Opinion
5:24-cv-0464
10-29-2024
OPINION PLAINTIFF'S MOTION FOR DEFAULT JUDGMENT, ECF NO. 23 - GRANTED
Joseph F. Leeson, Jr. United States District Judge
I. INTRODUCTION
Presently before the Court is Kimberly Clinchy's Motion for Default Judgment. See ECF No. 23. The underlying matter is a breach of contract claim. For the following reasons, the Motion is granted.
II. BACKGROUND
The factual allegations, taken from the Complaint, see Compl., ECF No. 1, are as follows:
Clinchy and JDL Ventures entered into a contract wherein Clinchy agreed to lend JDL Ventures $150,000.00. Id. ¶ 5. In return, JDL Ventures agreed to repay Clinchy the principal plus 18% interest per annum. Id. ¶ 6. In addition, JDL Ventures agreed to pay monthly interest payments of $2,250 on the 12th of each month beginning October 12, 2022. Id. ¶ 7. “All amounts due under the Note were to be paid to Plaintiff no later than September 12, 2023.” Id. ¶ 8. Douglas J. Beck guaranteed the Note in his individual capacity. Id. ¶ 9.
JDL Ventures made interest payments up until September 12, 2023. Id. ¶ 10. JDL Ventures initially missed the payment due September 12, 2023, but then made that payment as well as October's before failing to make November's payment. Id. ¶ ¶ 11, 12. The contract contains the following clause:
Default. If JDL fails to make the full payment required by this Note within seven days after its due date, or if JDL fails to keep any other promise JDL makes in this Note, the Lender may declare that JDL is in default on this Note. Upon default, JDL must immediately pay the full amount of all unpaid principal, interest, and other amounts due on this Note and the Lender's costs of collection and reasonable attorney fees.Id. Ex. A. On June 11, 2024, Clinchy filed proof of service for JDL Ventures. See ECF No. 11. On August 16, 2024, Clinchy filed proof of service for Douglas Beck. See ECF No. 18. To date, Defendants have failed to answer or otherwise defend the suit. Default was entered on July 19, 2024, and September 12, 2024, against JDL Ventures and Douglas Beck respectively. See ECF Nos. 15, 22. On October 3, 2024, Clinchy filed the instant Motion for Default Judgment. See ECF No. 23.

WHAT YOU HAVE TO DO: Continue the court opinion on the motion for default judgment, starting right after its last sentence.

STORED DATA:

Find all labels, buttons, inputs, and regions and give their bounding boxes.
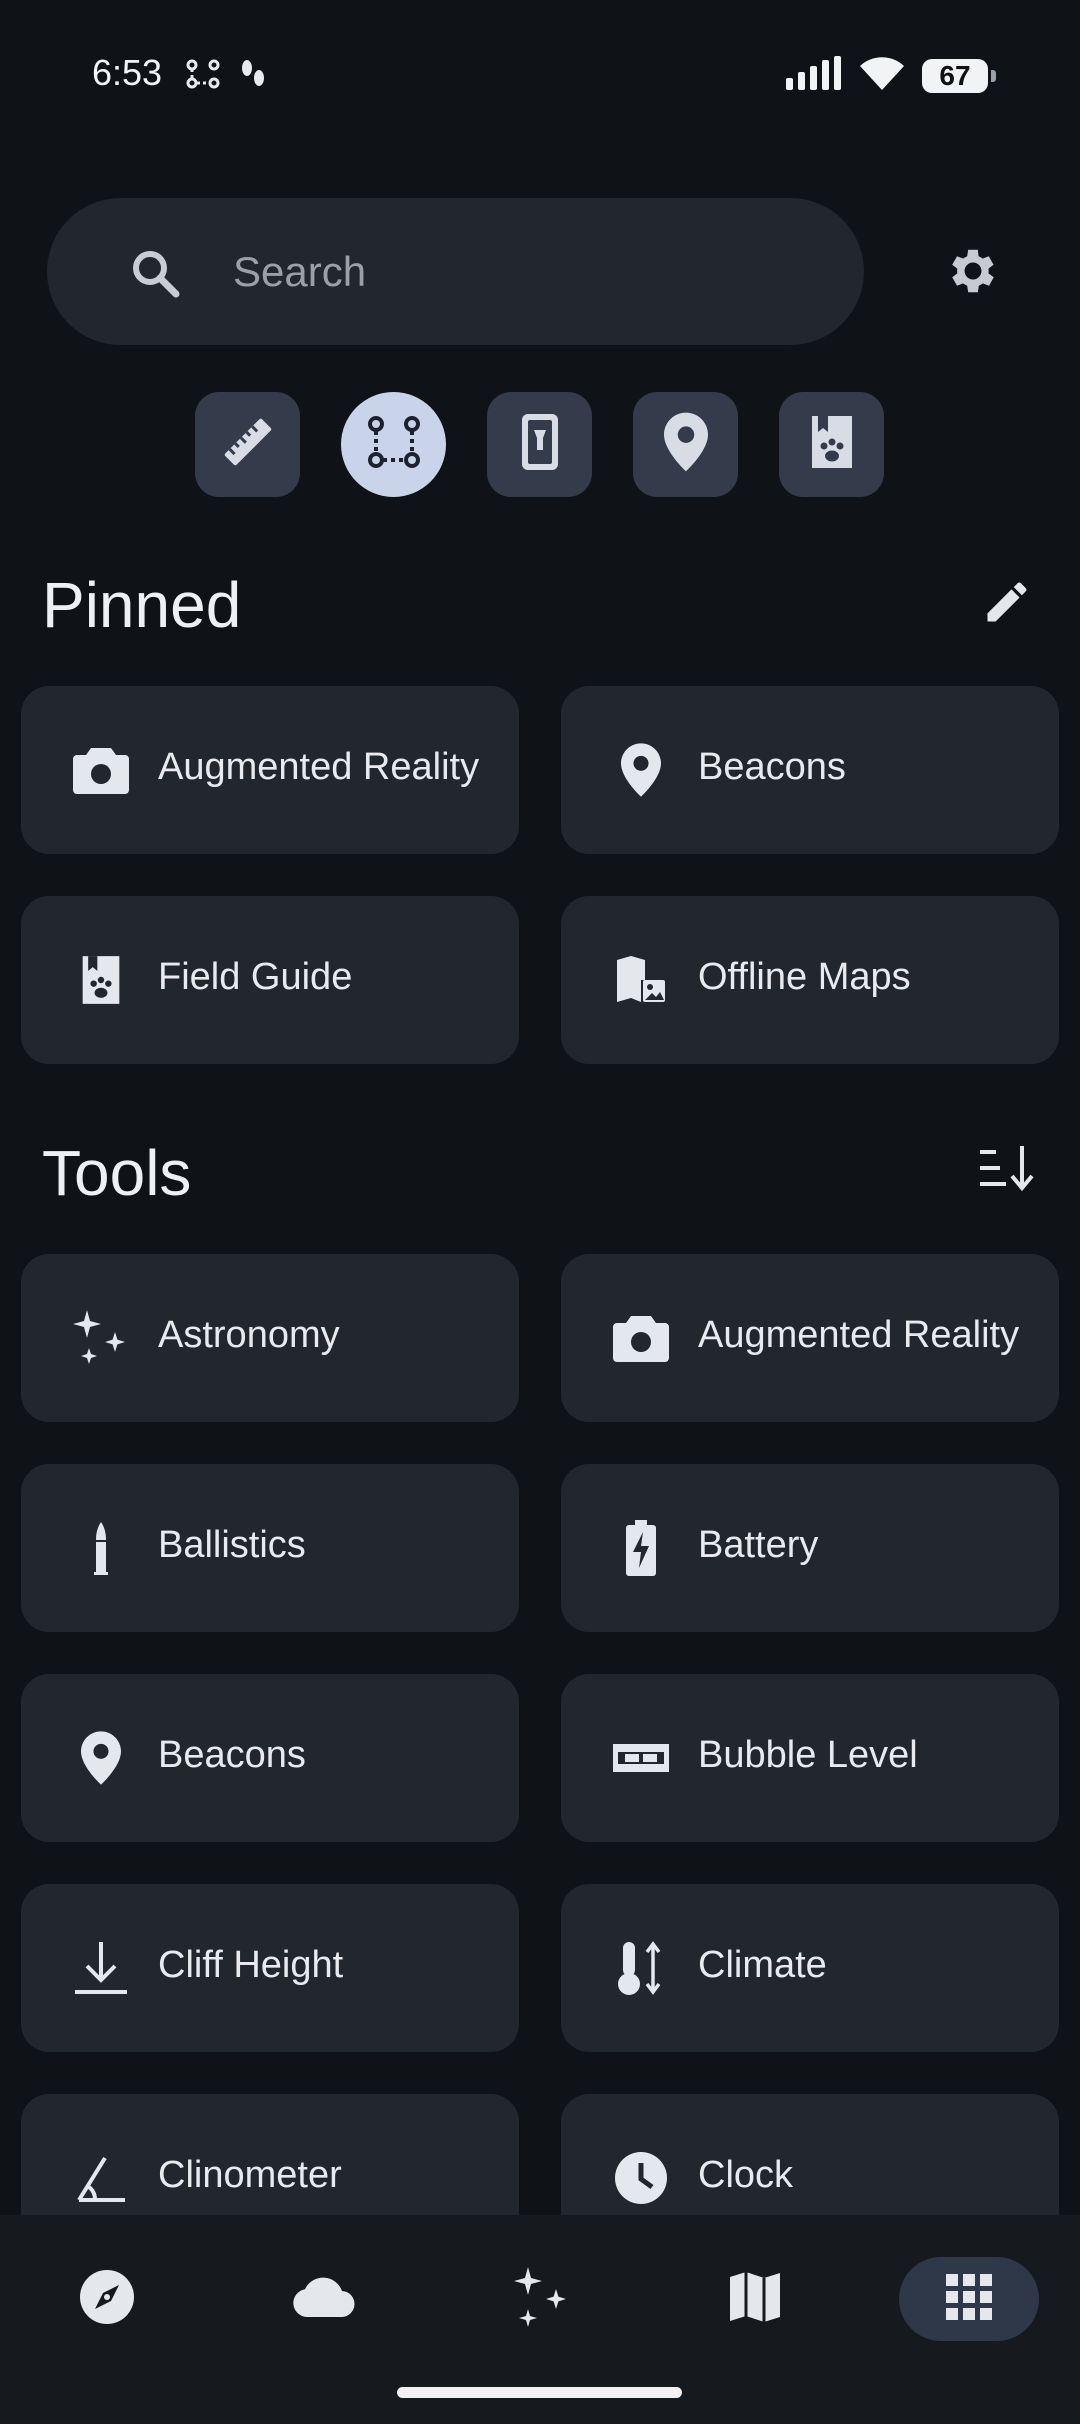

TASK OUTPUT:
III. LEGAL STANDARDS
A. Default Judgment - Review of Applicable Law
Federal Rule of Civil Procedure 55(b)(2) provides that a district court may enter default judgment against a properly served defendant when a default has been entered by the Clerk of Court. See Fed.R.Civ.P. 55(b)(2); see also Anchorage Assocs. v. Virgin Is. Bd. of Tax Rev., 922 F.2d 168, 177 n.9 (3d Cir. 1990). To obtain a default judgment, the plaintiff must “file with the court an affidavit ... stating whether or not the defendant is in military service and showing necessary facts to support the affidavit....” See 50 U.S.C. § 3931(b)(1). This affidavit, required by the Servicemembers Civil Relief Act, “is a mandatory precondition to any default judgment, even if the requirements of Rule 55 for default judgment are otherwise met.” See Coss v. Clemente, No. 3:10-1479, 2011 WL 2632670 at *1, 2011 U.S. Dist. LEXIS 71891 at *3-4 (M.D. Pa. June 9, 2011) (internal quotations omitted).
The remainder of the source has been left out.